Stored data
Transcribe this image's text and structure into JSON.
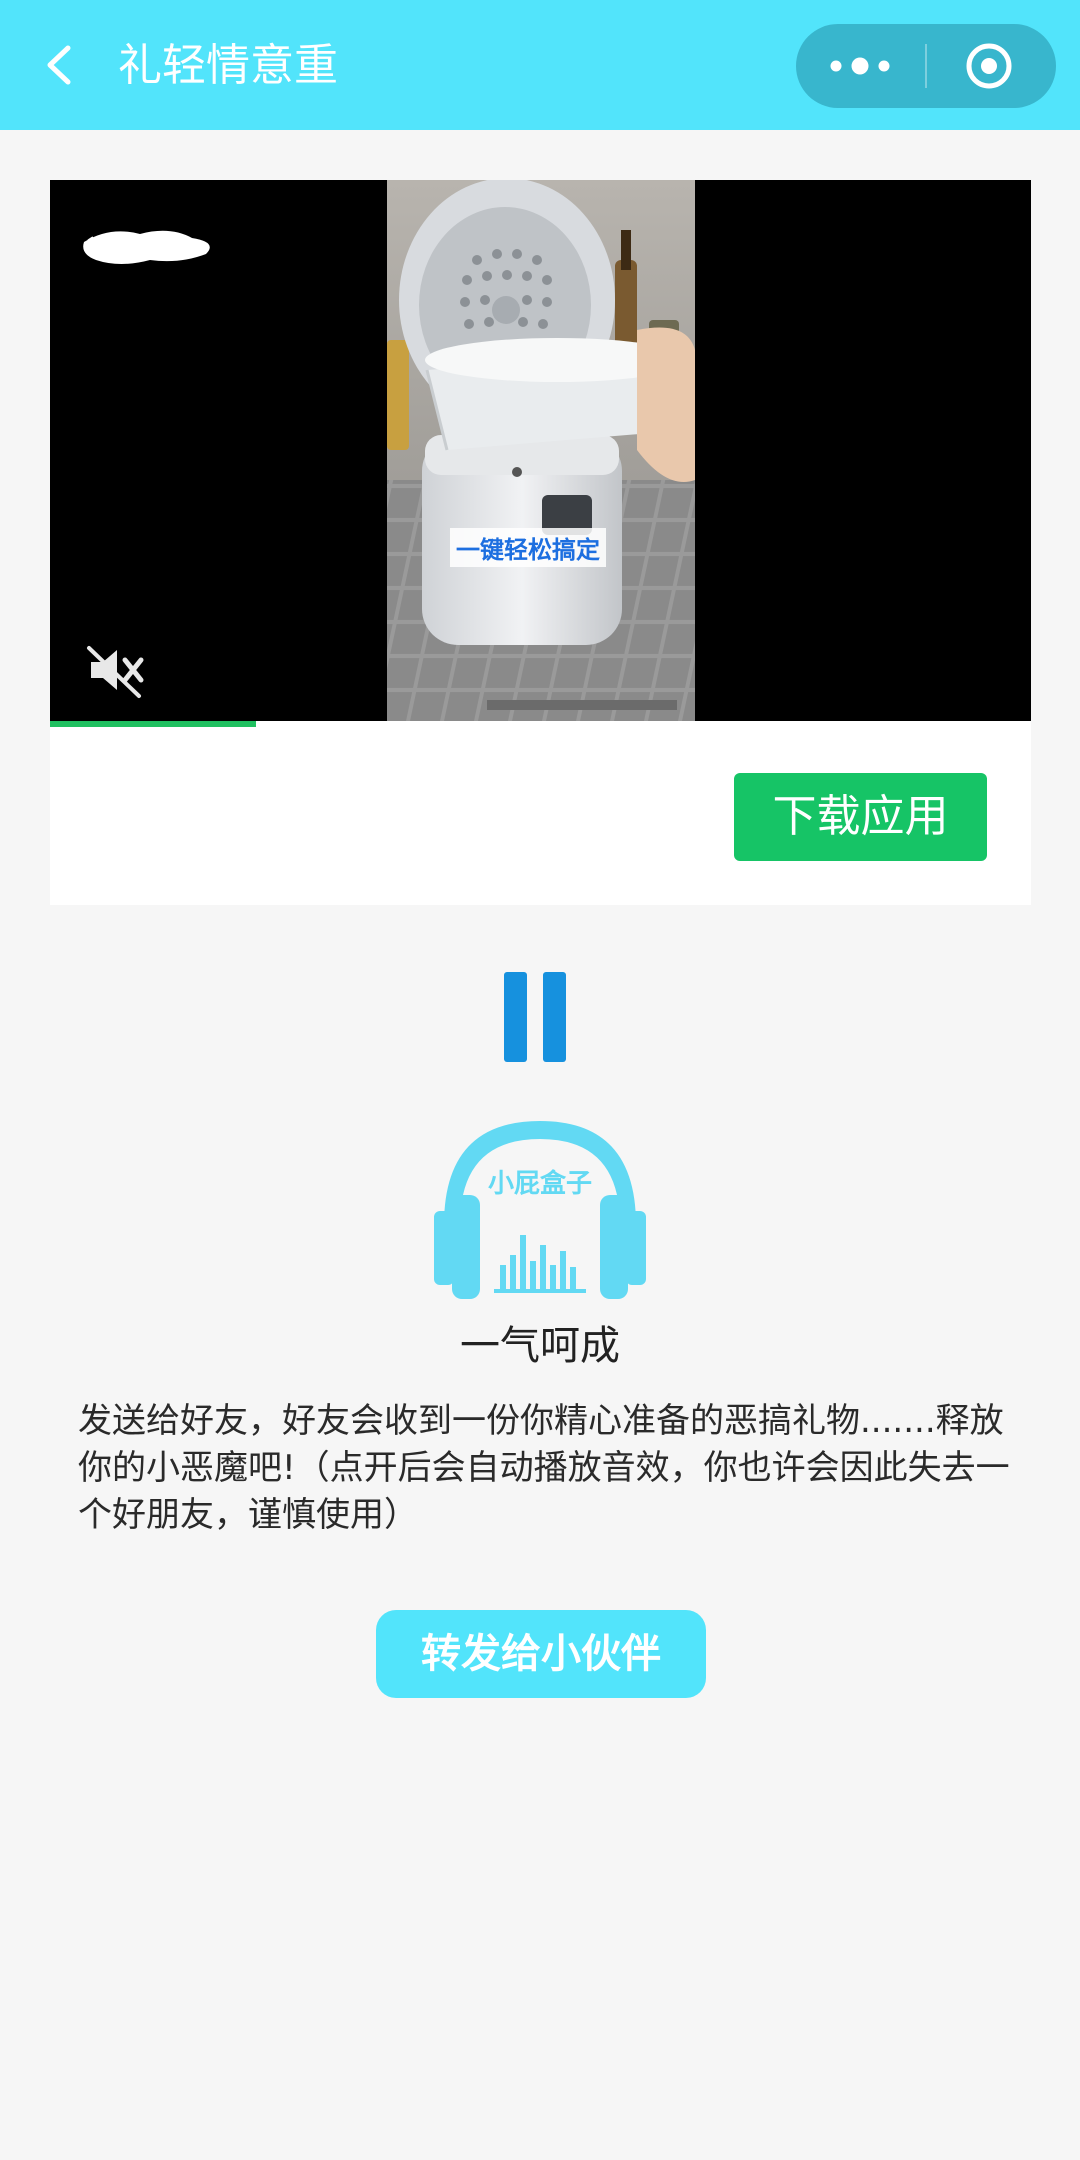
{
  "navbar": {
    "title": "礼轻情意重",
    "back_icon": "chevron-left-icon",
    "more_icon": "more-dots-icon",
    "close_icon": "target-circle-icon",
    "background_color": "#52e4fb"
  },
  "ad_card": {
    "video_caption": "一键轻松搞定",
    "muted": true,
    "mute_icon": "speaker-muted-icon",
    "progress_fraction": 0.21,
    "download_label": "下载应用",
    "download_color": "#16c466"
  },
  "player": {
    "state": "playing",
    "pause_icon": "pause-icon",
    "logo_text": "小屁盒子",
    "logo_icon": "headphones-icon",
    "sound_title": "一气呵成",
    "description": "发送给好友，好友会收到一份你精心准备的恶搞礼物.......释放你的小恶魔吧!（点开后会自动播放音效，你也许会因此失去一个好朋友，谨慎使用）",
    "share_label": "转发给小伙伴",
    "accent_color": "#1691de"
  }
}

◆ Directions for this task
Quote every entry exactly, with the pictures omitted.

◆ Output below
Transcribe this image's text and structure into JSON.
{
  "navbar": {
    "title": "礼轻情意重",
    "back_icon": "chevron-left-icon",
    "more_icon": "more-dots-icon",
    "close_icon": "target-circle-icon",
    "background_color": "#52e4fb"
  },
  "ad_card": {
    "video_caption": "一键轻松搞定",
    "muted": true,
    "mute_icon": "speaker-muted-icon",
    "progress_fraction": 0.21,
    "download_label": "下载应用",
    "download_color": "#16c466"
  },
  "player": {
    "state": "playing",
    "pause_icon": "pause-icon",
    "logo_text": "小屁盒子",
    "logo_icon": "headphones-icon",
    "sound_title": "一气呵成",
    "description": "发送给好友，好友会收到一份你精心准备的恶搞礼物.......释放你的小恶魔吧!（点开后会自动播放音效，你也许会因此失去一个好朋友，谨慎使用）",
    "share_label": "转发给小伙伴",
    "accent_color": "#1691de"
  }
}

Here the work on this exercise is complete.